== Given request ==
Reproduce the records below in full and word for word, excluding pictures.

====== Working data

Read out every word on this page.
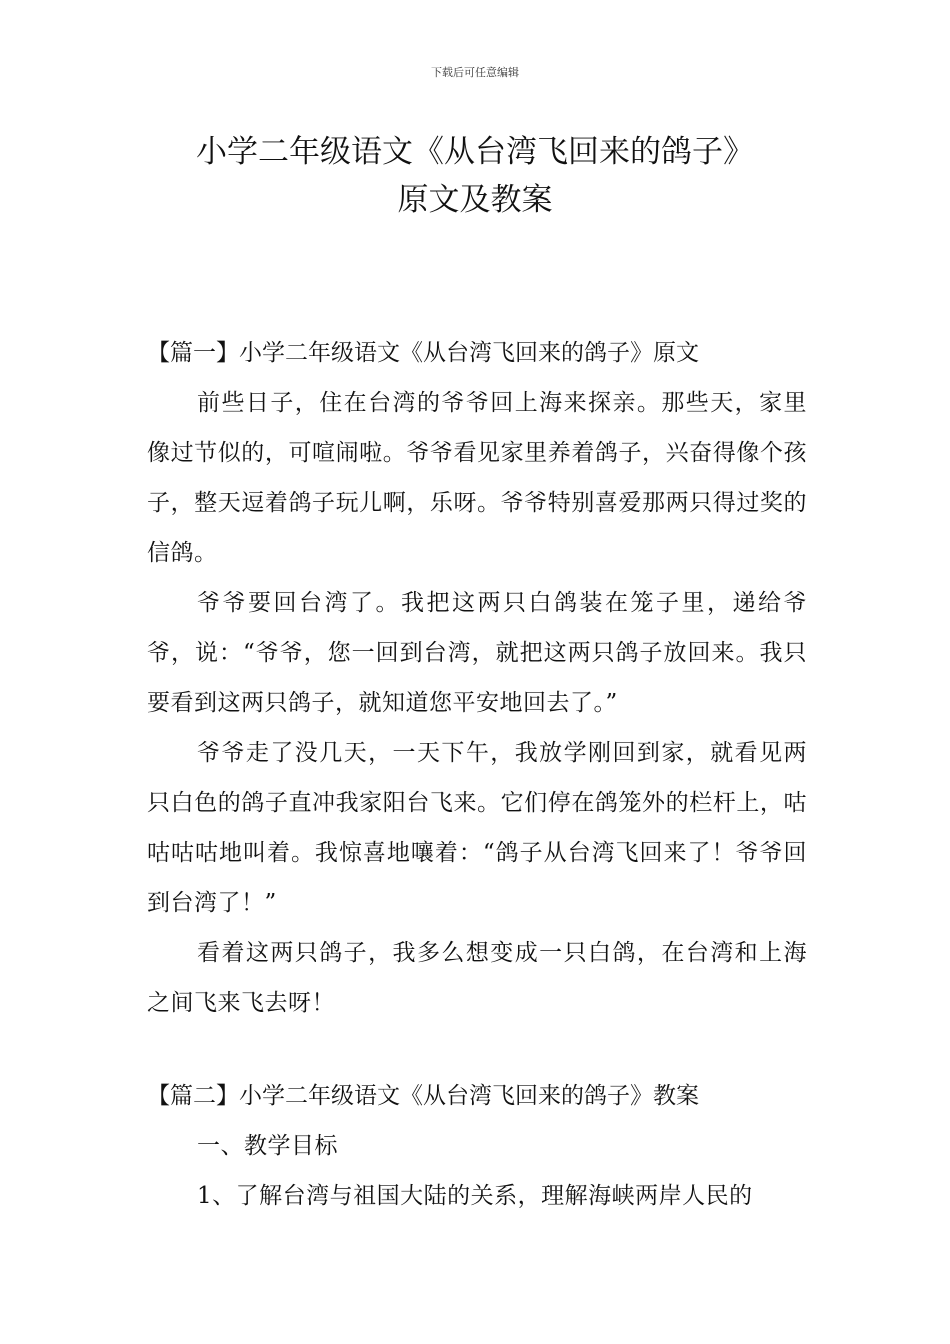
下载后可任意编辑
小学二年级语文《从台湾飞回来的鸽子》
原文及教案
【篇一】小学二年级语文《从台湾飞回来的鸽子》原文

前些日子，住在台湾的爷爷回上海来探亲。那些天，家里像过节似的，可喧闹啦。爷爷看见家里养着鸽子，兴奋得像个孩子，整天逗着鸽子玩儿啊，乐呀。爷爷特别喜爱那两只得过奖的信鸽。

爷爷要回台湾了。我把这两只白鸽装在笼子里，递给爷爷，说：“爷爷，您一回到台湾，就把这两只鸽子放回来。我只要看到这两只鸽子，就知道您平安地回去了。”

爷爷走了没几天，一天下午，我放学刚回到家，就看见两只白色的鸽子直冲我家阳台飞来。它们停在鸽笼外的栏杆上，咕咕咕咕地叫着。我惊喜地嚷着：“鸽子从台湾飞回来了！爷爷回到台湾了！”

看着这两只鸽子，我多么想变成一只白鸽，在台湾和上海之间飞来飞去呀！

【篇二】小学二年级语文《从台湾飞回来的鸽子》教案

一、教学目标

1、了解台湾与祖国大陆的关系，理解海峡两岸人民的
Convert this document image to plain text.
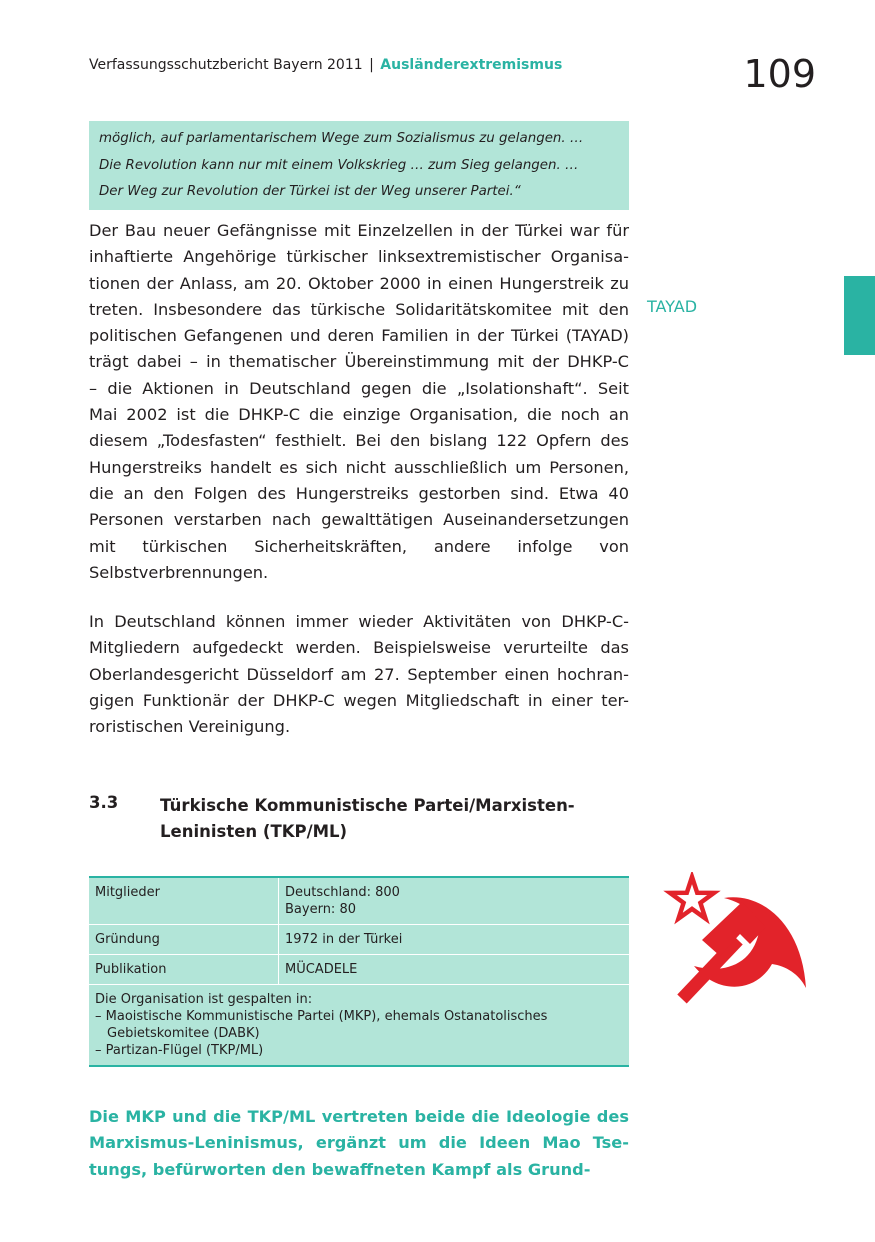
Verfassungsschutzbericht Bayern 2011 | Ausländerextremismus	109
möglich, auf parlamentarischem Wege zum Sozialismus zu gelangen. …
Die Revolution kann nur mit einem Volkskrieg … zum Sieg gelangen. …
Der Weg zur Revolution der Türkei ist der Weg unserer Partei.“

Der Bau neuer Gefängnisse mit Einzelzellen in der Türkei war für inhaftierte Angehörige türkischer linksextremistischer Organisa- tionen der Anlass, am 20. Oktober 2000 in einen Hungerstreik zu treten. Insbesondere das türkische Solidaritätskomitee mit den politischen Gefangenen und deren Familien in der Türkei (TAYAD) trägt dabei – in thematischer Übereinstimmung mit der DHKP-C – die Aktionen in Deutschland gegen die „Isolationshaft“. Seit Mai 2002 ist die DHKP-C die einzige Organisation, die noch an diesem „Todesfasten“ festhielt. Bei den bislang 122 Opfern des Hungerstreiks handelt es sich nicht ausschließlich um Personen, die an den Folgen des Hungerstreiks gestorben sind. Etwa 40 Personen verstarben nach gewalttätigen Auseinandersetzungen mit türkischen Sicherheitskräften, andere infolge von Selbstverbrennungen.

TAYAD

In Deutschland können immer wieder Aktivitäten von DHKP-C- Mitgliedern aufgedeckt werden. Beispielsweise verurteilte das Oberlandesgericht Düsseldorf am 27. September einen hochran- gigen Funktionär der DHKP-C wegen Mitgliedschaft in einer ter- roristischen Vereinigung.

3.3	Türkische Kommunistische Partei/Marxisten-
Leninisten (TKP/ML)
Mitglieder	Deutschland: 800
Bayern: 80

Gründung	1972 in der Türkei
Publikation	MÜCADELE

Die Organisation ist gespalten in:
– Maoistische Kommunistische Partei (MKP), ehemals Ostanatolisches
Gebietskomitee (DABK)
– Partizan-Flügel (TKP/ML)	

Die MKP und die TKP/ML vertreten beide die Ideologie des Marxismus-Leninismus, ergänzt um die Ideen Mao Tse- tungs, befürworten den bewaffneten Kampf als Grund-
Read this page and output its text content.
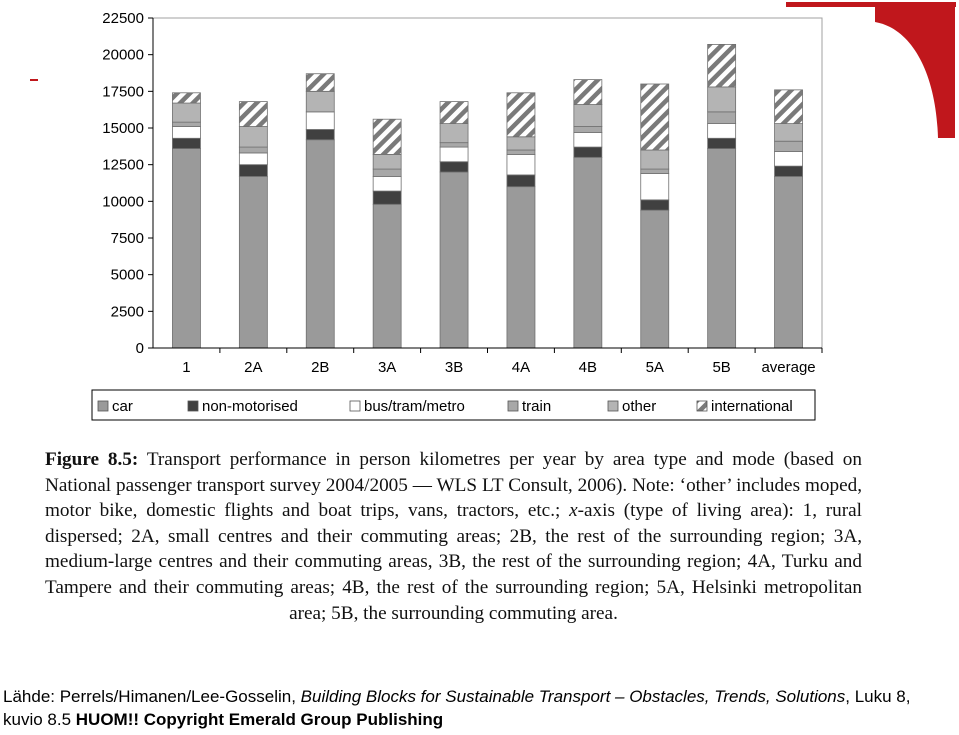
0
2500
5000
7500
10000
12500
15000
17500
20000
22500
1	2A	2B	3A	3B	4A	4B	5A	5B average
car	non-motorised	bus/tram/metro	train	other	international
Figure 8.5: Transport performance in person kilometres per year by area type and mode (based on National passenger transport survey 2004/2005 — WLS LT Consult, 2006). Note: ‘other’ includes moped, motor bike, domestic flights and boat trips, vans, tractors, etc.; x-axis (type of living area): 1, rural dispersed; 2A, small centres and their commuting areas; 2B, the rest of the surrounding region; 3A, medium-large centres and their commuting areas, 3B, the rest of the surrounding region; 4A, Turku and Tampere and their commuting areas; 4B, the rest of the surrounding region; 5A, Helsinki metropolitan area; 5B, the surrounding commuting area.
Lähde: Perrels/Himanen/Lee-Gosselin, Building Blocks for Sustainable Transport – Obstacles, Trends, Solutions, Luku 8, kuvio 8.5 HUOM!! Copyright Emerald Group Publishing
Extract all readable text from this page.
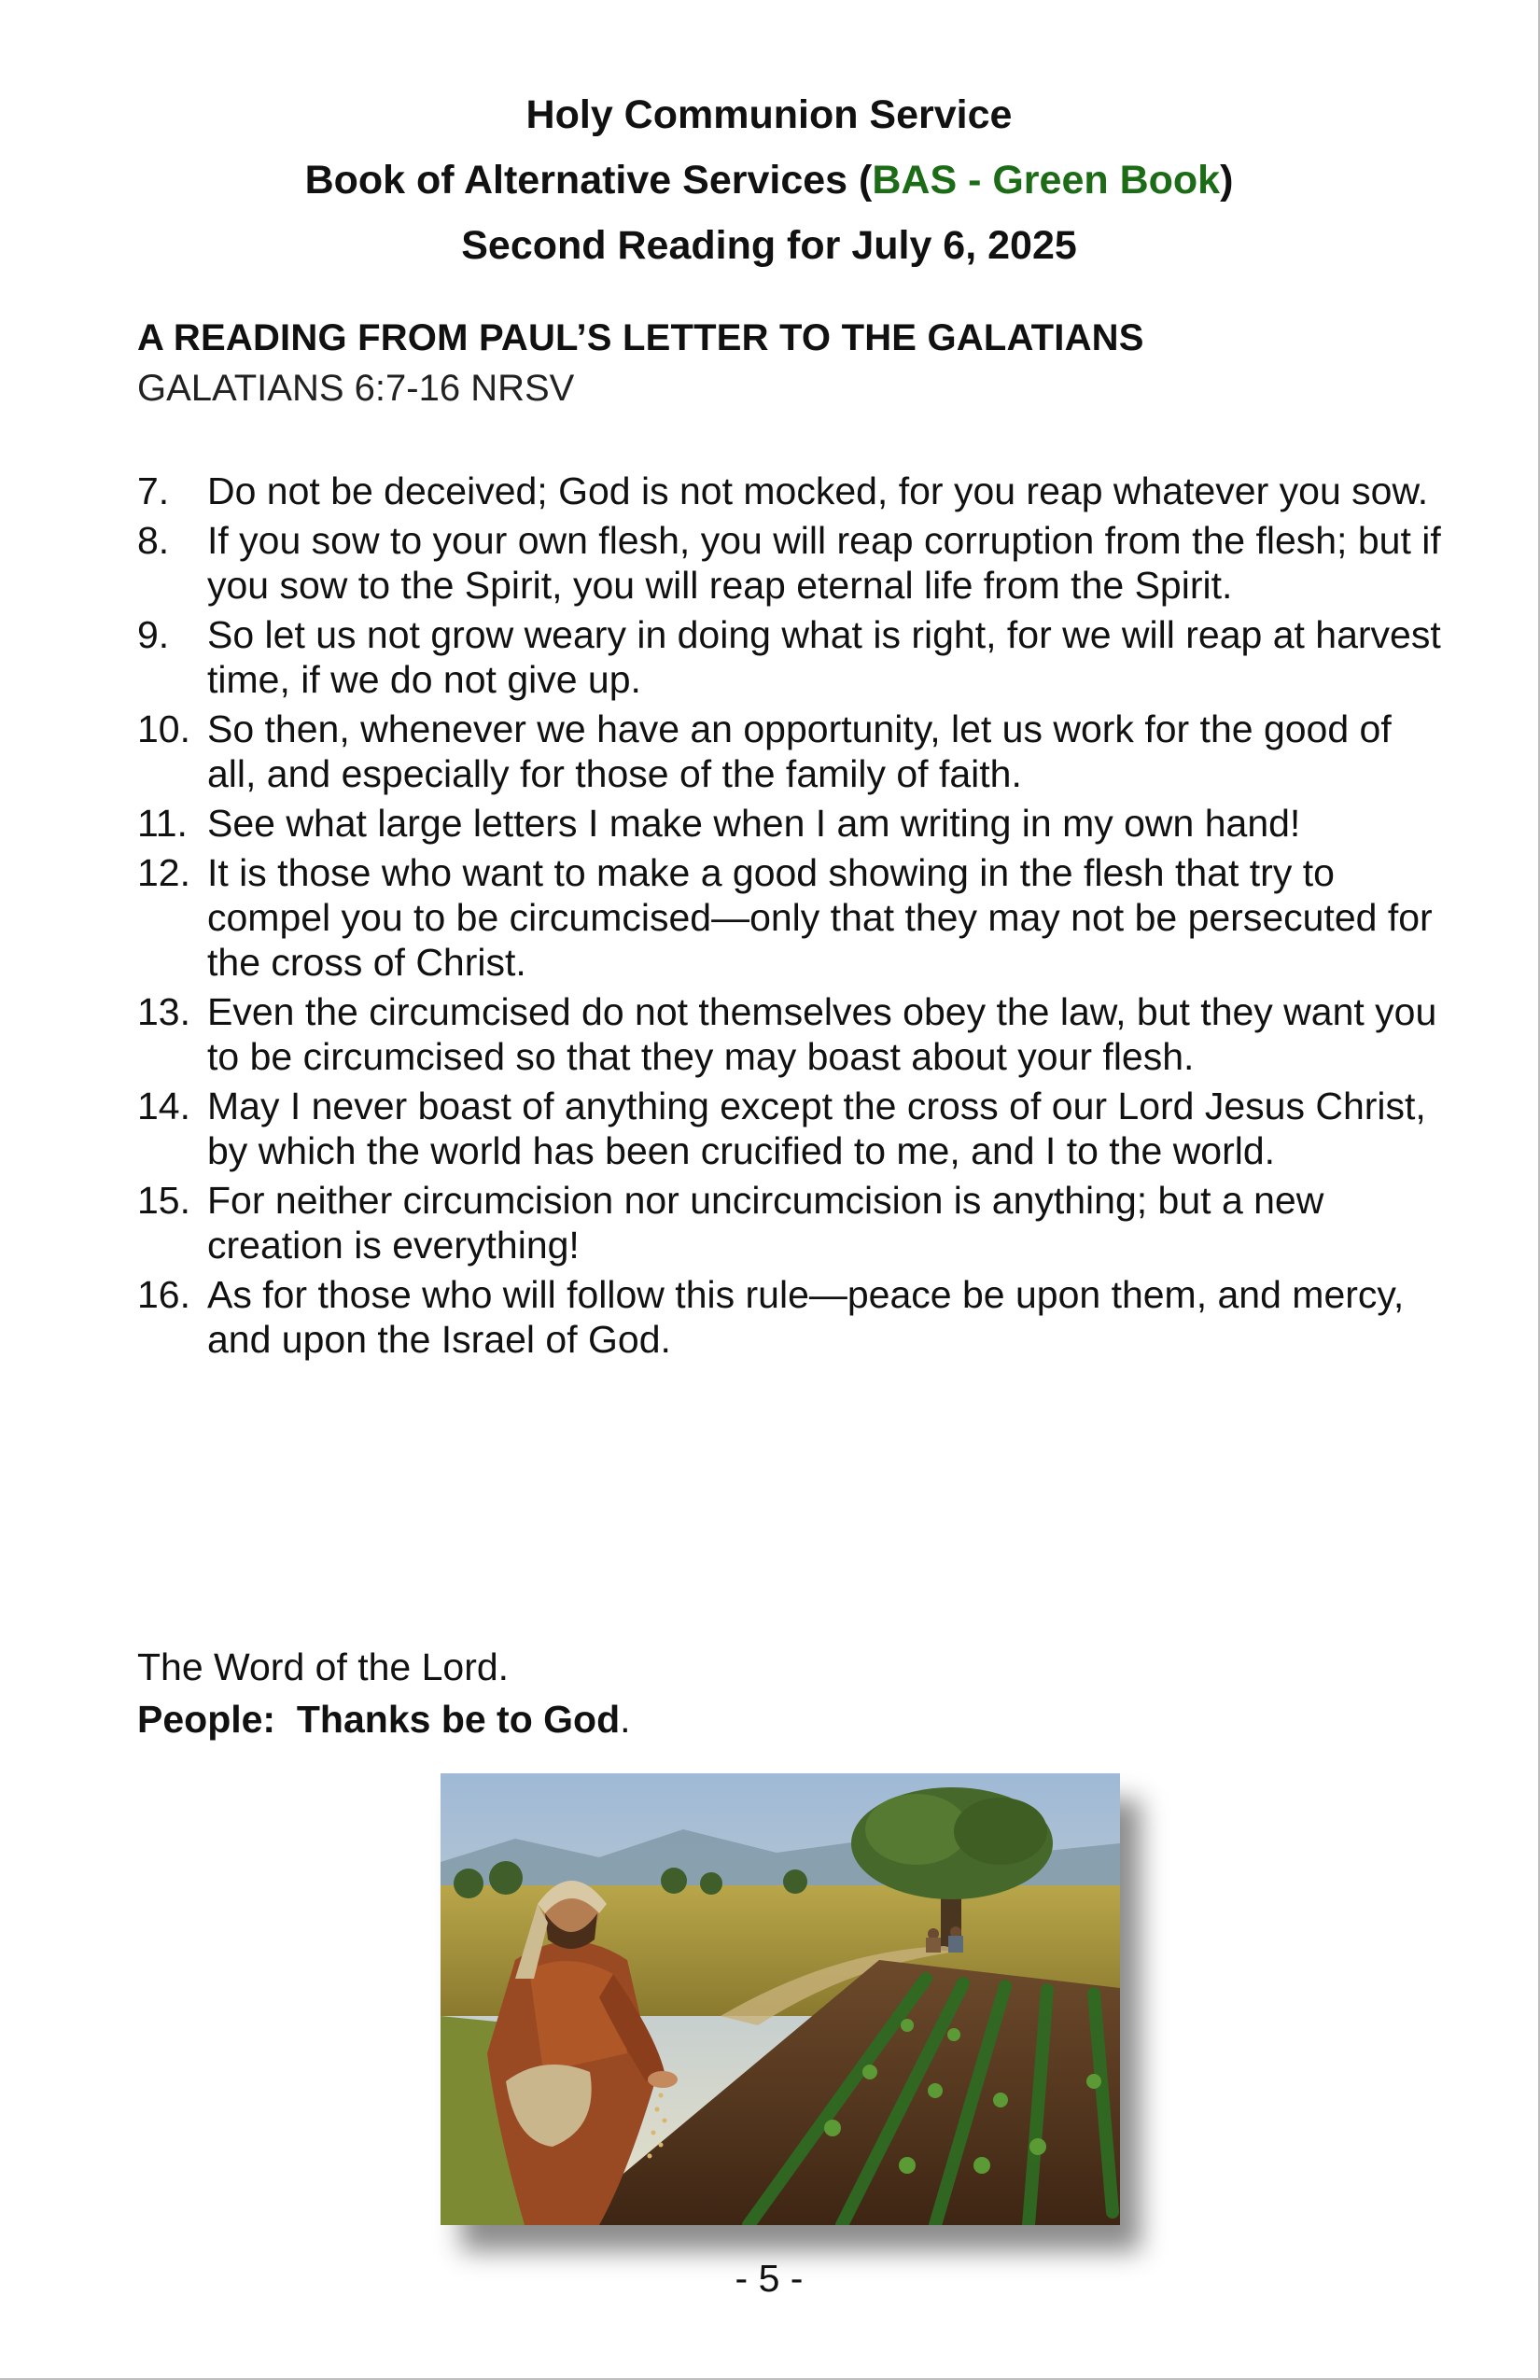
Holy Communion Service
Book of Alternative Services (BAS - Green Book)
Second Reading for July 6, 2025
A READING FROM PAUL’S LETTER TO THE GALATIANS
GALATIANS 6:7-16 NRSV
7. Do not be deceived; God is not mocked, for you reap whatever you sow.
8. If you sow to your own flesh, you will reap corruption from the flesh; but if you sow to the Spirit, you will reap eternal life from the Spirit.
9. So let us not grow weary in doing what is right, for we will reap at harvest time, if we do not give up.
10. So then, whenever we have an opportunity, let us work for the good of all, and especially for those of the family of faith.
11. See what large letters I make when I am writing in my own hand!
12. It is those who want to make a good showing in the flesh that try to compel you to be circumcised—only that they may not be persecuted for the cross of Christ.
13. Even the circumcised do not themselves obey the law, but they want you to be circumcised so that they may boast about your flesh.
14. May I never boast of anything except the cross of our Lord Jesus Christ, by which the world has been crucified to me, and I to the world.
15. For neither circumcision nor uncircumcision is anything; but a new creation is everything!
16. As for those who will follow this rule—peace be upon them, and mercy, and upon the Israel of God.
The Word of the Lord.
People: Thanks be to God.
- 5 -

============

== In response ==
Read out every word on this page.
下载后可任意编辑
小学二年级语文《从台湾飞回来的鸽子》
原文及教案
【篇一】小学二年级语文《从台湾飞回来的鸽子》原文

前些日子，住在台湾的爷爷回上海来探亲。那些天，家里像过节似的，可喧闹啦。爷爷看见家里养着鸽子，兴奋得像个孩子，整天逗着鸽子玩儿啊，乐呀。爷爷特别喜爱那两只得过奖的信鸽。

爷爷要回台湾了。我把这两只白鸽装在笼子里，递给爷爷，说：“爷爷，您一回到台湾，就把这两只鸽子放回来。我只要看到这两只鸽子，就知道您平安地回去了。”

爷爷走了没几天，一天下午，我放学刚回到家，就看见两只白色的鸽子直冲我家阳台飞来。它们停在鸽笼外的栏杆上，咕咕咕咕地叫着。我惊喜地嚷着：“鸽子从台湾飞回来了！爷爷回到台湾了！”

看着这两只鸽子，我多么想变成一只白鸽，在台湾和上海之间飞来飞去呀！

【篇二】小学二年级语文《从台湾飞回来的鸽子》教案

一、教学目标

1、了解台湾与祖国大陆的关系，理解海峡两岸人民的
Convert this document image to plain text.
Verfassungsschutzbericht Bayern 2011 | Ausländerextremismus	109
möglich, auf parlamentarischem Wege zum Sozialismus zu gelangen. …
Die Revolution kann nur mit einem Volkskrieg … zum Sieg gelangen. …
Der Weg zur Revolution der Türkei ist der Weg unserer Partei.“

Der Bau neuer Gefängnisse mit Einzelzellen in der Türkei war für inhaftierte Angehörige türkischer linksextremistischer Organisa- tionen der Anlass, am 20. Oktober 2000 in einen Hungerstreik zu treten. Insbesondere das türkische Solidaritätskomitee mit den politischen Gefangenen und deren Familien in der Türkei (TAYAD) trägt dabei – in thematischer Übereinstimmung mit der DHKP-C – die Aktionen in Deutschland gegen die „Isolationshaft“. Seit Mai 2002 ist die DHKP-C die einzige Organisation, die noch an diesem „Todesfasten“ festhielt. Bei den bislang 122 Opfern des Hungerstreiks handelt es sich nicht ausschließlich um Personen, die an den Folgen des Hungerstreiks gestorben sind. Etwa 40 Personen verstarben nach gewalttätigen Auseinandersetzungen mit türkischen Sicherheitskräften, andere infolge von Selbstverbrennungen.

TAYAD

In Deutschland können immer wieder Aktivitäten von DHKP-C- Mitgliedern aufgedeckt werden. Beispielsweise verurteilte das Oberlandesgericht Düsseldorf am 27. September einen hochran- gigen Funktionär der DHKP-C wegen Mitgliedschaft in einer ter- roristischen Vereinigung.

3.3	Türkische Kommunistische Partei/Marxisten-
Leninisten (TKP/ML)
Mitglieder	Deutschland: 800
Bayern: 80

Gründung	1972 in der Türkei
Publikation	MÜCADELE

Die Organisation ist gespalten in:
– Maoistische Kommunistische Partei (MKP), ehemals Ostanatolisches
Gebietskomitee (DABK)
– Partizan-Flügel (TKP/ML)	

Die MKP und die TKP/ML vertreten beide die Ideologie des Marxismus-Leninismus, ergänzt um die Ideen Mao Tse- tungs, befürworten den bewaffneten Kampf als Grund-
Read this page and output its text content.
0
2500
5000
7500
10000
12500
15000
17500
20000
22500
1	2A	2B	3A	3B	4A	4B	5A	5B average
car	non-motorised	bus/tram/metro	train	other	international
Figure 8.5: Transport performance in person kilometres per year by area type and mode (based on National passenger transport survey 2004/2005 — WLS LT Consult, 2006). Note: ‘other’ includes moped, motor bike, domestic flights and boat trips, vans, tractors, etc.; x-axis (type of living area): 1, rural dispersed; 2A, small centres and their commuting areas; 2B, the rest of the surrounding region; 3A, medium-large centres and their commuting areas, 3B, the rest of the surrounding region; 4A, Turku and Tampere and their commuting areas; 4B, the rest of the surrounding region; 5A, Helsinki metropolitan area; 5B, the surrounding commuting area.
Lähde: Perrels/Himanen/Lee-Gosselin, Building Blocks for Sustainable Transport – Obstacles, Trends, Solutions, Luku 8, kuvio 8.5 HUOM!! Copyright Emerald Group Publishing
Extract all readable text from this page.
Holy Communion Service
Book of Alternative Services (BAS - Green Book)
Second Reading for July 6, 2025
A READING FROM PAUL’S LETTER TO THE GALATIANS
GALATIANS 6:7-16 NRSV
7. Do not be deceived; God is not mocked, for you reap whatever you sow.
8. If you sow to your own flesh, you will reap corruption from the flesh; but if you sow to the Spirit, you will reap eternal life from the Spirit.
9. So let us not grow weary in doing what is right, for we will reap at harvest time, if we do not give up.
10. So then, whenever we have an opportunity, let us work for the good of all, and especially for those of the family of faith.
11. See what large letters I make when I am writing in my own hand!
12. It is those who want to make a good showing in the flesh that try to compel you to be circumcised—only that they may not be persecuted for the cross of Christ.
13. Even the circumcised do not themselves obey the law, but they want you to be circumcised so that they may boast about your flesh.
14. May I never boast of anything except the cross of our Lord Jesus Christ, by which the world has been crucified to me, and I to the world.
15. For neither circumcision nor uncircumcision is anything; but a new creation is everything!
16. As for those who will follow this rule—peace be upon them, and mercy, and upon the Israel of God.
The Word of the Lord.
People: Thanks be to God.
- 5 -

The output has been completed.